> REQUIRED TASK
Answer with one number: how many lines have "this".

> DATA FOR THE TASK
'''

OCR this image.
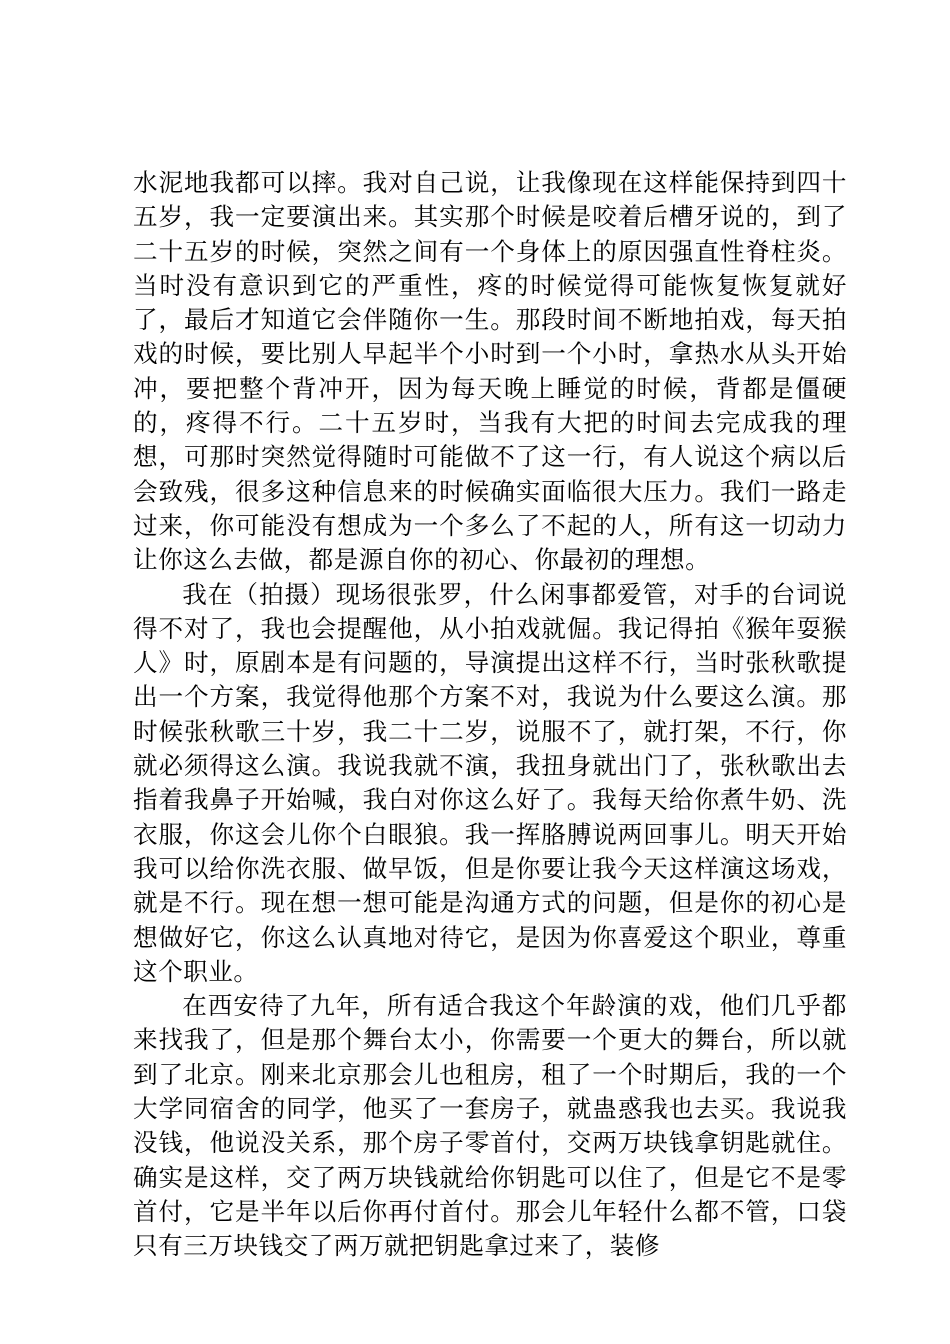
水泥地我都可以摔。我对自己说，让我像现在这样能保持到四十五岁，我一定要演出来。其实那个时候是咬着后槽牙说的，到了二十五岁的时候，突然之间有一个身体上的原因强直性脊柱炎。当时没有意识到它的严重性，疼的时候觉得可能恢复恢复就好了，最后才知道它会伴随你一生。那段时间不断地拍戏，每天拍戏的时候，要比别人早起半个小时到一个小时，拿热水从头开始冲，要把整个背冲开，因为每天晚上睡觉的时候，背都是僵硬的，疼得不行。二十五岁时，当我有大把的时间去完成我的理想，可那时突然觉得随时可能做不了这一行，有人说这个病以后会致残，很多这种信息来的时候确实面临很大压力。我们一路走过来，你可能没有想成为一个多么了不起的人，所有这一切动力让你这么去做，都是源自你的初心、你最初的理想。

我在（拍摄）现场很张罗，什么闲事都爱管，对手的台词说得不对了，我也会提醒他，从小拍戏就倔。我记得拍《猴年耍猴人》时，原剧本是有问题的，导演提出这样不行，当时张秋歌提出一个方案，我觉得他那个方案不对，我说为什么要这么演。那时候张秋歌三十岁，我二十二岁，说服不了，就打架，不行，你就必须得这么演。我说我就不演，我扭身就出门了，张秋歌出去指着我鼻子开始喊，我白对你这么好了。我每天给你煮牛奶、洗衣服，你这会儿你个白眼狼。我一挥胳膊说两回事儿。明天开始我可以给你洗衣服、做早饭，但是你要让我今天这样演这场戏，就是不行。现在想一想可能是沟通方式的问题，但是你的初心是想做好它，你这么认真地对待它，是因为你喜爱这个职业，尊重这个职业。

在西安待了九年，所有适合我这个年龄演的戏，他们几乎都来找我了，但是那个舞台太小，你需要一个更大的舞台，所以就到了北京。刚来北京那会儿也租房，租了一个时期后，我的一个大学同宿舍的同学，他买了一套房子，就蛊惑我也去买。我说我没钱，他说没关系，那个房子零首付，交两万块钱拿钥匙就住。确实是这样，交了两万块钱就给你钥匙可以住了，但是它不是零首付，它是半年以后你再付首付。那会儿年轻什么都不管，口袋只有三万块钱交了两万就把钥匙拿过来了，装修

'''
'''

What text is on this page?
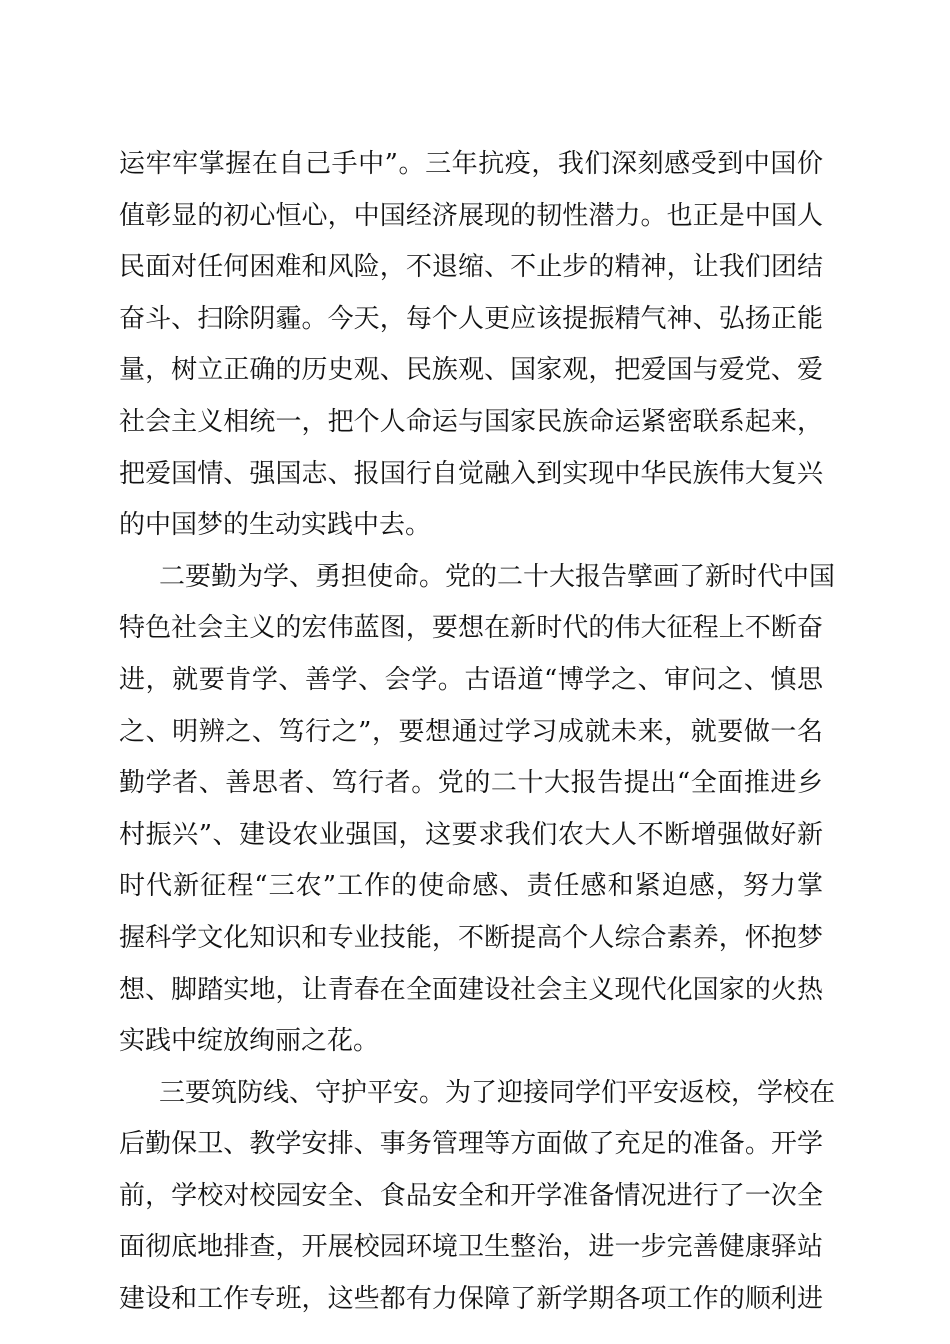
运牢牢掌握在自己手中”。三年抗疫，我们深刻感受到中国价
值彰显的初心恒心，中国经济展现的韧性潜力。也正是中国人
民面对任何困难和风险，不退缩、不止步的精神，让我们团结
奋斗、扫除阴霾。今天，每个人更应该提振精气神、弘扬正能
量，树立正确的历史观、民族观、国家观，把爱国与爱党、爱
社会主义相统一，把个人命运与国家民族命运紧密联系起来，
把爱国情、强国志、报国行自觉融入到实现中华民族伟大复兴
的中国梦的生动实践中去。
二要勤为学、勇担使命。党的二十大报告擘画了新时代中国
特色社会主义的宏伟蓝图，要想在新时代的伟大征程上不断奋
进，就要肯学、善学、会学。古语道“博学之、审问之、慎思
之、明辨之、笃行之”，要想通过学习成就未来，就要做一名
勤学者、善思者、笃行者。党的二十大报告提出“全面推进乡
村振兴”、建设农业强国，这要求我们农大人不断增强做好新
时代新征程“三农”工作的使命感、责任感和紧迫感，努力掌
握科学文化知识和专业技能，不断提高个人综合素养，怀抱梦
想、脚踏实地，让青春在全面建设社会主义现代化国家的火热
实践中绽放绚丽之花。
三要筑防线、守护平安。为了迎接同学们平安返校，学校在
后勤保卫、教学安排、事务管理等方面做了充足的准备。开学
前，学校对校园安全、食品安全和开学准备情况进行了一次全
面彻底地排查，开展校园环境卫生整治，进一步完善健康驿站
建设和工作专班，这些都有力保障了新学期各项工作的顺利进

'''

> FINISHED EXERCISE
2